Copy, from the entries below, each line where the word "还是生存至第十年年底" can be found.

========

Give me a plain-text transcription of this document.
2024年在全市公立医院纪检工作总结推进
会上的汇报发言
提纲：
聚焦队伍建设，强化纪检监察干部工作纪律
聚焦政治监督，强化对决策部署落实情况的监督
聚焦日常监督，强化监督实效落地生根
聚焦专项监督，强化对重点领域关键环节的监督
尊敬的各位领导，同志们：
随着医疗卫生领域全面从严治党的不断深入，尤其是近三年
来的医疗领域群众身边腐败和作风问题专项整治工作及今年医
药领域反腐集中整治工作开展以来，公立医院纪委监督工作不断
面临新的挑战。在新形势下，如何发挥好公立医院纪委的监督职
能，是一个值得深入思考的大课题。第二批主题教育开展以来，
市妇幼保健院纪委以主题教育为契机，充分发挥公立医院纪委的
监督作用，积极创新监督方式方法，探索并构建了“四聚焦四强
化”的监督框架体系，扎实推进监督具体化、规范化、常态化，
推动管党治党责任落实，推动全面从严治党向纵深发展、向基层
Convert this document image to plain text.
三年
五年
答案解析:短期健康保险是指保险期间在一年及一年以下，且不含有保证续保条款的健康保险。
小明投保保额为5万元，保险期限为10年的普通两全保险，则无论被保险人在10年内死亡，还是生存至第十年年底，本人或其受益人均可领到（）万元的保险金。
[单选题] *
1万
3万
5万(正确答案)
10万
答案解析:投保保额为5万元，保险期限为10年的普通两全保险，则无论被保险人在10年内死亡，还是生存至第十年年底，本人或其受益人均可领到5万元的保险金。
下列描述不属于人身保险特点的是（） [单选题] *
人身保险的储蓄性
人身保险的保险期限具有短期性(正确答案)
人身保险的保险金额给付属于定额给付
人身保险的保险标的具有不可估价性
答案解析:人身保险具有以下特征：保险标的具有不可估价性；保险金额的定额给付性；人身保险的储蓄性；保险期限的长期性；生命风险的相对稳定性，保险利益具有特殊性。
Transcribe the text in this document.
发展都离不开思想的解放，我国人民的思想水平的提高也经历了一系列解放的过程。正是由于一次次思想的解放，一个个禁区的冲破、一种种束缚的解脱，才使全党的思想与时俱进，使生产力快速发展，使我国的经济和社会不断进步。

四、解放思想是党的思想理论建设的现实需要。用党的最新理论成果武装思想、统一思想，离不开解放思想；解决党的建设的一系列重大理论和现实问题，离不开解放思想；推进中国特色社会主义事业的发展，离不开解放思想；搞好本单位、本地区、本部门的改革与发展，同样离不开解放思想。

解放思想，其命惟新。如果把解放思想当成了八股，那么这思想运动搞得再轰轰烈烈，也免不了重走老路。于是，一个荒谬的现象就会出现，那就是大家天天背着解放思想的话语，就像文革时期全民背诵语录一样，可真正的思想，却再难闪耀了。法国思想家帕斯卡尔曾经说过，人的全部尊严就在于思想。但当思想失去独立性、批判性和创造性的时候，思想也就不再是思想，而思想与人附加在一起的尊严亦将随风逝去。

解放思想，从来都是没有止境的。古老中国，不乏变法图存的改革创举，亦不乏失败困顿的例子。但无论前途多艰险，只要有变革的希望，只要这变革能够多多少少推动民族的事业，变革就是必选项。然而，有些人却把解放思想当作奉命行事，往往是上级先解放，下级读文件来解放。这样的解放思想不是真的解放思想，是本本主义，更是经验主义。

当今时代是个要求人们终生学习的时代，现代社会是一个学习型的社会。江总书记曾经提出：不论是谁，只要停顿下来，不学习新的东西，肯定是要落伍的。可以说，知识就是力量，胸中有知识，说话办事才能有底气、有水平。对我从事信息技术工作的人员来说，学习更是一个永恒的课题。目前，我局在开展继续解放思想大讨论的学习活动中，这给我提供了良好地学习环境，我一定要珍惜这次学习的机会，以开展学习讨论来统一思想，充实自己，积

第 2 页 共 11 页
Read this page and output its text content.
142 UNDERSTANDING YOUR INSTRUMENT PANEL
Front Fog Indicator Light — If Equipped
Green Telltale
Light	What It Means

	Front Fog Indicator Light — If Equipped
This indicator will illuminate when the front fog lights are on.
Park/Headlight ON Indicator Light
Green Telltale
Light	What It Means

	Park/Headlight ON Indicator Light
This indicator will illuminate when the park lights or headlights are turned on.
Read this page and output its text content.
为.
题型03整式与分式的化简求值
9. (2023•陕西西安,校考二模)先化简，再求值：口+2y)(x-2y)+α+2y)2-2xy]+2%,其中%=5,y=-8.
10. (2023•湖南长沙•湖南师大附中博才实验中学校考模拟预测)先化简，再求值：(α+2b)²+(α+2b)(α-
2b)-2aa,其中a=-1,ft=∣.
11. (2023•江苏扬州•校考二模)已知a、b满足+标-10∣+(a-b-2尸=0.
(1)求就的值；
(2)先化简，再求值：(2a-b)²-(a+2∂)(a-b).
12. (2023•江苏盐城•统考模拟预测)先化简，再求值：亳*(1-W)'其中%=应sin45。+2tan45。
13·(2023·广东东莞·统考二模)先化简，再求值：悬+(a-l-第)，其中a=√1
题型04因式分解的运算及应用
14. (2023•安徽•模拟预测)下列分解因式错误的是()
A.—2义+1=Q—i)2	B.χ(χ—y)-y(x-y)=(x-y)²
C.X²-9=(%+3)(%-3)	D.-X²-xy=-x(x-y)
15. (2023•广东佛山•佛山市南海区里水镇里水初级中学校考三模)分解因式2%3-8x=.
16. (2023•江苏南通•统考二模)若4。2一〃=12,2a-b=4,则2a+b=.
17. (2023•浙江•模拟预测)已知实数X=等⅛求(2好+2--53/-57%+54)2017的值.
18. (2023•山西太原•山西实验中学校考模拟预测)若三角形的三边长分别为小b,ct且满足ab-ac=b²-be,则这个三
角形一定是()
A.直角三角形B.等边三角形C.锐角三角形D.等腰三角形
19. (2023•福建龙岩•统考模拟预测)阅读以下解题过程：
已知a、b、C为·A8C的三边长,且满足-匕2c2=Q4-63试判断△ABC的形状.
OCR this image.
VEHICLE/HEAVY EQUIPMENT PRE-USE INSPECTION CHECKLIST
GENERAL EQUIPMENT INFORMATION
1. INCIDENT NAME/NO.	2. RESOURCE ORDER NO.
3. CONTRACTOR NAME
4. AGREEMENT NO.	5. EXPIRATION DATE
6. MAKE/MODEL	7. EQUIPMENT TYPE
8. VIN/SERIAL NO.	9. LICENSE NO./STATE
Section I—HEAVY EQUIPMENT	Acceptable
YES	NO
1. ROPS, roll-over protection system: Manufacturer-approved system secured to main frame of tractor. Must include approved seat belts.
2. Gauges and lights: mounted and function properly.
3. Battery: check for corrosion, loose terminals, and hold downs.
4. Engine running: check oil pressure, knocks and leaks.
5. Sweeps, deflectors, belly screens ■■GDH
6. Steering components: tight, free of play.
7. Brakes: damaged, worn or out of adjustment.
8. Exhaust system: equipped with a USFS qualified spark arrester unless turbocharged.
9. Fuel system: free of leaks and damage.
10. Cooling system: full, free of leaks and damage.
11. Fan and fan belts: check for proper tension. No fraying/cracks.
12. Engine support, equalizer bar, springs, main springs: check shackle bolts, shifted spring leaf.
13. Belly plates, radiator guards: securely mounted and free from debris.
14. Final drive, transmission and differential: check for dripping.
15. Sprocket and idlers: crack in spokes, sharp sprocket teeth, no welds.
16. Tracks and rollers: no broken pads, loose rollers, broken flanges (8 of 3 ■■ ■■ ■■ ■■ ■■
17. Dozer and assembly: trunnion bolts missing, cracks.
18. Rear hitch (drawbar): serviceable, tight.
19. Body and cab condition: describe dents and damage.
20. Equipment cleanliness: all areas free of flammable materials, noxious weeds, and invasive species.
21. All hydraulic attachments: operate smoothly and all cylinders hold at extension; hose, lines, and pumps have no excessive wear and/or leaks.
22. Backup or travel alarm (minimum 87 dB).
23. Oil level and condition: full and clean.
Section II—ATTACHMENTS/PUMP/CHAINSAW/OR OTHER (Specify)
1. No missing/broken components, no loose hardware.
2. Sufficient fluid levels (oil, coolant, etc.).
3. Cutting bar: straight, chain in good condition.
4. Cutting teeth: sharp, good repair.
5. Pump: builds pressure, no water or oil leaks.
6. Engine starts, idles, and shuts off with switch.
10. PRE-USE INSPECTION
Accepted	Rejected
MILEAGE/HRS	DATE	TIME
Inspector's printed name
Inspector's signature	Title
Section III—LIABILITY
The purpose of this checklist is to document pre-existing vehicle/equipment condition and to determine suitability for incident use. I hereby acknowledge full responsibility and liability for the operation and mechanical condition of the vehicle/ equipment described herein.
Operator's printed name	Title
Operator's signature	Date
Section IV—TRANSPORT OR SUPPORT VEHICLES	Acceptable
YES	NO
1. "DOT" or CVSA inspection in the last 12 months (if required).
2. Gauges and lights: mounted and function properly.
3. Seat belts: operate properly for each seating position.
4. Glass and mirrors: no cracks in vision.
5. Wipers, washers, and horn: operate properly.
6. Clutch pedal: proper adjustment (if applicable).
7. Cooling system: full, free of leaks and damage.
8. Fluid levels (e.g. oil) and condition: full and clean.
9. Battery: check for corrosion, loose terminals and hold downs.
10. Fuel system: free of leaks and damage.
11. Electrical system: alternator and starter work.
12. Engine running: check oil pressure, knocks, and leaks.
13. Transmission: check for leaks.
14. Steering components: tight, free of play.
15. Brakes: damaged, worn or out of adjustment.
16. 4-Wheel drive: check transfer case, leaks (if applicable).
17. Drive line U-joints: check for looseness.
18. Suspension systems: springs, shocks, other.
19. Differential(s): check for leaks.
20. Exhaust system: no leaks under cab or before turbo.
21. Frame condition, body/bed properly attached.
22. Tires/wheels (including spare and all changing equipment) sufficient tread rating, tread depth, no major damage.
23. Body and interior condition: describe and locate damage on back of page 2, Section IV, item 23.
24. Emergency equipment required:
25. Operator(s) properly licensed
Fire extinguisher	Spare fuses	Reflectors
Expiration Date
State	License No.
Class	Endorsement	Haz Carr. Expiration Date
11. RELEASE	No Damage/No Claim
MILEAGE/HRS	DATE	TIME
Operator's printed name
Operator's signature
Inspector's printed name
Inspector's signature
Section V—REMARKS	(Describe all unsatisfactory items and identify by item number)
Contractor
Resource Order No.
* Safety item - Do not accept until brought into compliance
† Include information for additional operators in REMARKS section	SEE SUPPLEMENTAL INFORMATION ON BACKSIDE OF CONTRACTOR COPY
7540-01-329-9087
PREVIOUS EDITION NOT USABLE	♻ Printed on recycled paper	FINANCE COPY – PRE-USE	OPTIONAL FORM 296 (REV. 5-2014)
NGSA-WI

========

» RESULT FOR THIS TASK
小明投保保额为5万元，保险期限为10年的普通两全保险，则无论被保险人在10年内死亡，还是生存至第十年年底，本人或其受益人均可领到（）万元的保险金。
答案解析:投保保额为5万元，保险期限为10年的普通两全保险，则无论被保险人在10年内死亡，还是生存至第十年年底，本人或其受益人均可领到5万元的保险金。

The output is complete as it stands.